• WHAT YOU NEED TO DO: Every line that contains "xlabel" counts once; give the total number of such lines, with no other words.

• SOURCE RECORDS:
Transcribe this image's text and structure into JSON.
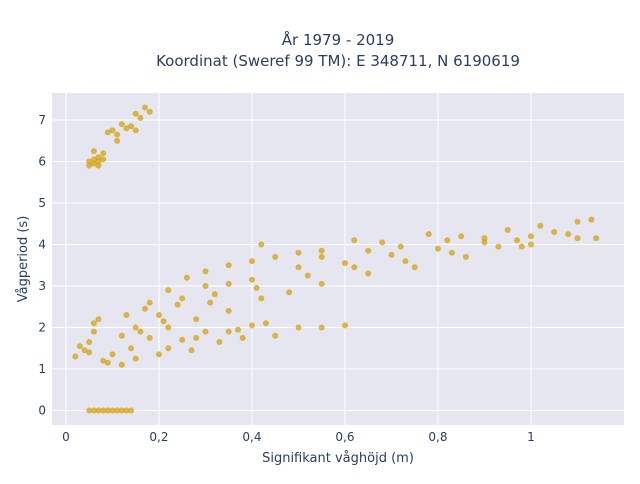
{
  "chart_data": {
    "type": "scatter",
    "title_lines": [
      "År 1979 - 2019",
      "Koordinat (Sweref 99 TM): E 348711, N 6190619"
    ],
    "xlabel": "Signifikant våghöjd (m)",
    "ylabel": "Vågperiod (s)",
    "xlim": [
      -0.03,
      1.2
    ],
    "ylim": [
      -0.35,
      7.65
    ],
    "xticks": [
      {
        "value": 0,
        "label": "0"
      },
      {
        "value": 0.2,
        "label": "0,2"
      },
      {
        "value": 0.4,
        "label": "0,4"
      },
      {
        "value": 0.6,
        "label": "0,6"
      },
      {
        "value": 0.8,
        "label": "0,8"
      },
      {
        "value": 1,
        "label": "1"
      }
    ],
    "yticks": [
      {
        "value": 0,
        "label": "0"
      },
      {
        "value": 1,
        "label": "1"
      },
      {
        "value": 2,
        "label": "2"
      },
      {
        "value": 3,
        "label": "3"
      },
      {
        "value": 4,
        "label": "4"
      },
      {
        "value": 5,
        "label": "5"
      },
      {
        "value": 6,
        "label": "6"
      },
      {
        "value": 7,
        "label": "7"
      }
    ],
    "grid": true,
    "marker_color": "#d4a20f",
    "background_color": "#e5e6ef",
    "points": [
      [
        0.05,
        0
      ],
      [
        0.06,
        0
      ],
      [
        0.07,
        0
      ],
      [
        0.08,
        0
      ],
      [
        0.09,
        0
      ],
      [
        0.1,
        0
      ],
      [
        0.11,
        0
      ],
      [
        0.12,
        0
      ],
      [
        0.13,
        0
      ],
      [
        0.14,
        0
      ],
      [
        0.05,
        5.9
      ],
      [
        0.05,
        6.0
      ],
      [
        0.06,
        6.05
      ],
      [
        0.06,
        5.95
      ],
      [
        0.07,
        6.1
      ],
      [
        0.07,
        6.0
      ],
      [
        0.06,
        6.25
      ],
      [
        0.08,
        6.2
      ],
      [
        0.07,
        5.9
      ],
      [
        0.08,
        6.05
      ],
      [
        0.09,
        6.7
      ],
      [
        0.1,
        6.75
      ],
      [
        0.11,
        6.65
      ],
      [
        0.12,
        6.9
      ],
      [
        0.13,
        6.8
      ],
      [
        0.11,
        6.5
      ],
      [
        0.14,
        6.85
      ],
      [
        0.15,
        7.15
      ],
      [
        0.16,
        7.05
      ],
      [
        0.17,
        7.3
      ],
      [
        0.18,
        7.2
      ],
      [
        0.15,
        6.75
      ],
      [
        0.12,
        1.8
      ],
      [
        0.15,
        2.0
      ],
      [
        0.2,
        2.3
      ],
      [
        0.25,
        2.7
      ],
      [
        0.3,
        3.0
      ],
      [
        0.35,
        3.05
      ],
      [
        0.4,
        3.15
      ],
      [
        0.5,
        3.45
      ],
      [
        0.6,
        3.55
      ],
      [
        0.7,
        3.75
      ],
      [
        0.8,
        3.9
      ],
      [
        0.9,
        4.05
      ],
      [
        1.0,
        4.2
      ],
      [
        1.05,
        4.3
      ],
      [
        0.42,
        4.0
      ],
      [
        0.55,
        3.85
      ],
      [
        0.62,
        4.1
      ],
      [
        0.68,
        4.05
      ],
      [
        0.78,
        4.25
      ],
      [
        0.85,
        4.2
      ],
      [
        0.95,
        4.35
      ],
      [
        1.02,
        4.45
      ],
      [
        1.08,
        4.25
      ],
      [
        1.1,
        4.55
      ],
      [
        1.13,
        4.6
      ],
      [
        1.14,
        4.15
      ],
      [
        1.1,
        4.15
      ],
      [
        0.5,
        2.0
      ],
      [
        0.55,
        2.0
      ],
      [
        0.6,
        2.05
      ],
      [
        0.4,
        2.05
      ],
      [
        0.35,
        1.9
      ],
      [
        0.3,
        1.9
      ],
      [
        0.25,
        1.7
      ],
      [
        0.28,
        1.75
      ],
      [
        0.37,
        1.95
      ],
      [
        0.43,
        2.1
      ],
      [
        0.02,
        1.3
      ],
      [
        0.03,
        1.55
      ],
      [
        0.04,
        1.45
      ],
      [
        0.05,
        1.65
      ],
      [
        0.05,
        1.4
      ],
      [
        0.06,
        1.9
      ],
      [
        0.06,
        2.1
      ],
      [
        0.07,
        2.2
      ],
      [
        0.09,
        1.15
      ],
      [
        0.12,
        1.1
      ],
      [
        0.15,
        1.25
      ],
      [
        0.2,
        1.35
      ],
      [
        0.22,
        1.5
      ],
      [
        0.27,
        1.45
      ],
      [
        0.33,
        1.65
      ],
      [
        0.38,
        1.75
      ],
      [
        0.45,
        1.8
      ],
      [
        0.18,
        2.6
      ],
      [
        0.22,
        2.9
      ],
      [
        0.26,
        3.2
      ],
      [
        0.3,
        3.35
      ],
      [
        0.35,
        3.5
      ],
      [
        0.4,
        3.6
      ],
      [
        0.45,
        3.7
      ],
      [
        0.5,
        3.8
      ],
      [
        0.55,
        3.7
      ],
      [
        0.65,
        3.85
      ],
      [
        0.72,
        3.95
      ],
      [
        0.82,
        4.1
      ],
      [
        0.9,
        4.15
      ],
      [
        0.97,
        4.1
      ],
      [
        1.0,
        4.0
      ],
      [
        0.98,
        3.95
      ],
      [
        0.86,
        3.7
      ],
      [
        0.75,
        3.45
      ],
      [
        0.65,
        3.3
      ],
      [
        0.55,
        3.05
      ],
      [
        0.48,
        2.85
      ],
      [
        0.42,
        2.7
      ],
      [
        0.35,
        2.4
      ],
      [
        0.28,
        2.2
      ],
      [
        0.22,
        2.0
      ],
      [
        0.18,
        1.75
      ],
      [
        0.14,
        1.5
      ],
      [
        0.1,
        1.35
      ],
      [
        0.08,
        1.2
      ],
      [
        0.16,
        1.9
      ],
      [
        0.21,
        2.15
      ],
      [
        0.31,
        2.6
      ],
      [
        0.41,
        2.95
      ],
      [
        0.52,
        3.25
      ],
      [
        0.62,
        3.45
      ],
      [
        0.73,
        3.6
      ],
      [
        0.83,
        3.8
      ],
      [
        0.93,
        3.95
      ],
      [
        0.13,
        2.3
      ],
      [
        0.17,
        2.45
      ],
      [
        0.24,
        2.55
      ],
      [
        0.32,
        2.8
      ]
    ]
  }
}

---

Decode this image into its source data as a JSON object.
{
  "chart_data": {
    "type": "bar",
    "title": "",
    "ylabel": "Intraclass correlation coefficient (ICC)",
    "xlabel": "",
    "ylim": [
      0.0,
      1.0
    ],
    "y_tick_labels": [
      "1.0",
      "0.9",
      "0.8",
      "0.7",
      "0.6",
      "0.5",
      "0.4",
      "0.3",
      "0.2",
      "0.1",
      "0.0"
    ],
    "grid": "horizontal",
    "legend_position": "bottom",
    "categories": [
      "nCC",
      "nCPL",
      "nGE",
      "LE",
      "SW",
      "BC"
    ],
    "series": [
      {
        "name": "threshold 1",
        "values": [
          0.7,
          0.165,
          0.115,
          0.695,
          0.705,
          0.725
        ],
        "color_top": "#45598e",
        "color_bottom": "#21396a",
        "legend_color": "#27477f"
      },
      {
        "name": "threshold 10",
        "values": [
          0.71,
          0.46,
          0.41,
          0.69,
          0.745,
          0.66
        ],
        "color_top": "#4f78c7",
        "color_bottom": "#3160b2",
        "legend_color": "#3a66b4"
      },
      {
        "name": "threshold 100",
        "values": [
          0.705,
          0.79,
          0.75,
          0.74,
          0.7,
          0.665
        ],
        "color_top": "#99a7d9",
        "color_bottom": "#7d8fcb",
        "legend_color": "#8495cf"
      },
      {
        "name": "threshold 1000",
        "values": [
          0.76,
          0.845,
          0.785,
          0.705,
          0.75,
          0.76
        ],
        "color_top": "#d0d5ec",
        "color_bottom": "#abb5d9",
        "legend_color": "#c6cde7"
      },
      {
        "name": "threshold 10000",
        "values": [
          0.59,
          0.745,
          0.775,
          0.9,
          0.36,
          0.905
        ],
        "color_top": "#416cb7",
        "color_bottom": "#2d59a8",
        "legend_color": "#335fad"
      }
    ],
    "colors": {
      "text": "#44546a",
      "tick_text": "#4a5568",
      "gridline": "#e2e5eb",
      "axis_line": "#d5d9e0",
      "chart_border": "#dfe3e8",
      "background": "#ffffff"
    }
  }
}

• COMPLETE OUTPUT: 2